WORK TO COMPLETE —
Reproduce each of the following records verbatim, line by line, with no changes.
>> START TASK MATERIAL
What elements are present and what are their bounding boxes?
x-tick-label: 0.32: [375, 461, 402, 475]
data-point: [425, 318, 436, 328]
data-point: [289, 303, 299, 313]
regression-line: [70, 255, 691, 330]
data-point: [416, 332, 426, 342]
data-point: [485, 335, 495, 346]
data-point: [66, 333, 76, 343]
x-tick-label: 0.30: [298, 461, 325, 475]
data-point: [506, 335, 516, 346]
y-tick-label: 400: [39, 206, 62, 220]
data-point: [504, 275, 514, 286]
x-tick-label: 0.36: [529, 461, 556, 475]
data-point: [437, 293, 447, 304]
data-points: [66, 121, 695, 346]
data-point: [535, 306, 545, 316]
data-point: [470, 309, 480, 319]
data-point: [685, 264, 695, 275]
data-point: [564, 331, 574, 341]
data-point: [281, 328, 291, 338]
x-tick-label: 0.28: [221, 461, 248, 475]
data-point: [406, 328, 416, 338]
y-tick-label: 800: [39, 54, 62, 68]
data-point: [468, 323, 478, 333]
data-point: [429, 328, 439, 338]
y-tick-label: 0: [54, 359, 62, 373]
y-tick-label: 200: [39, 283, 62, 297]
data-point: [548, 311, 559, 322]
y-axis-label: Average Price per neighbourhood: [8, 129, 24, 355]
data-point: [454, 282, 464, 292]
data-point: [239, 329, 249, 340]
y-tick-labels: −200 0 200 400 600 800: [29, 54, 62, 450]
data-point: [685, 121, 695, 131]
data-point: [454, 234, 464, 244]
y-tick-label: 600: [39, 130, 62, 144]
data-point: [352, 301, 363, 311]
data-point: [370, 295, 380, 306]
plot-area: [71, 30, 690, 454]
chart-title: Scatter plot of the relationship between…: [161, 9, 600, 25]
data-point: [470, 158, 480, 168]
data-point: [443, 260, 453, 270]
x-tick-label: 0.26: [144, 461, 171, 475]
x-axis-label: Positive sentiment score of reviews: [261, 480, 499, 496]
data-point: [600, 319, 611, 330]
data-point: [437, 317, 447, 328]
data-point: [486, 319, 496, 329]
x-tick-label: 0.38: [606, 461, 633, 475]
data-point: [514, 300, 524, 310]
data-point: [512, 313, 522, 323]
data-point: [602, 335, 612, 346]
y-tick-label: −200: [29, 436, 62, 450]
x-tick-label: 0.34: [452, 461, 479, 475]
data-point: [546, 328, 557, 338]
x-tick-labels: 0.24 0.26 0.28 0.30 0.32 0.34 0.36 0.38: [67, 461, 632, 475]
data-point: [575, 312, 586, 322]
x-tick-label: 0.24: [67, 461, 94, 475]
>> END TASK MATERIAL
ANSWER TO THIS TASK —
What elements are present and what are their bounding boxes?
x-tick-label: 0.32: [375, 461, 402, 475]
data-point: [425, 318, 436, 328]
data-point: [289, 303, 299, 313]
regression-line: [70, 255, 691, 330]
data-point: [416, 332, 426, 342]
data-point: [485, 335, 495, 346]
data-point: [66, 333, 76, 343]
x-tick-label: 0.30: [298, 461, 325, 475]
data-point: [506, 335, 516, 346]
y-tick-label: 400: [39, 206, 62, 220]
data-point: [504, 275, 514, 286]
x-tick-label: 0.36: [529, 461, 556, 475]
data-point: [437, 293, 447, 304]
data-points: [66, 121, 695, 346]
data-point: [535, 306, 545, 316]
data-point: [470, 309, 480, 319]
data-point: [685, 264, 695, 275]
data-point: [564, 331, 574, 341]
data-point: [281, 328, 291, 338]
x-tick-label: 0.28: [221, 461, 248, 475]
data-point: [406, 328, 416, 338]
y-tick-label: 800: [39, 54, 62, 68]
data-point: [468, 323, 478, 333]
data-point: [429, 328, 439, 338]
y-tick-label: 0: [54, 359, 62, 373]
y-tick-label: 200: [39, 283, 62, 297]
data-point: [548, 311, 559, 322]
y-axis-label: Average Price per neighbourhood: [8, 129, 24, 355]
data-point: [454, 282, 464, 292]
data-point: [239, 329, 249, 340]
y-tick-labels: −200 0 200 400 600 800: [29, 54, 62, 450]
data-point: [685, 121, 695, 131]
data-point: [454, 234, 464, 244]
y-tick-label: 600: [39, 130, 62, 144]
data-point: [352, 301, 363, 311]
data-point: [370, 295, 380, 306]
plot-area: [71, 30, 690, 454]
chart-title: Scatter plot of the relationship between…: [161, 9, 600, 25]
data-point: [470, 158, 480, 168]
data-point: [443, 260, 453, 270]
x-tick-label: 0.26: [144, 461, 171, 475]
x-axis-label: Positive sentiment score of reviews: [261, 480, 499, 496]
data-point: [600, 319, 611, 330]
data-point: [437, 317, 447, 328]
data-point: [486, 319, 496, 329]
x-tick-label: 0.38: [606, 461, 633, 475]
data-point: [514, 300, 524, 310]
data-point: [512, 313, 522, 323]
data-point: [602, 335, 612, 346]
y-tick-label: −200: [29, 436, 62, 450]
x-tick-label: 0.34: [452, 461, 479, 475]
data-point: [546, 328, 557, 338]
x-tick-labels: 0.24 0.26 0.28 0.30 0.32 0.34 0.36 0.38: [67, 461, 632, 475]
data-point: [575, 312, 586, 322]
x-tick-label: 0.24: [67, 461, 94, 475]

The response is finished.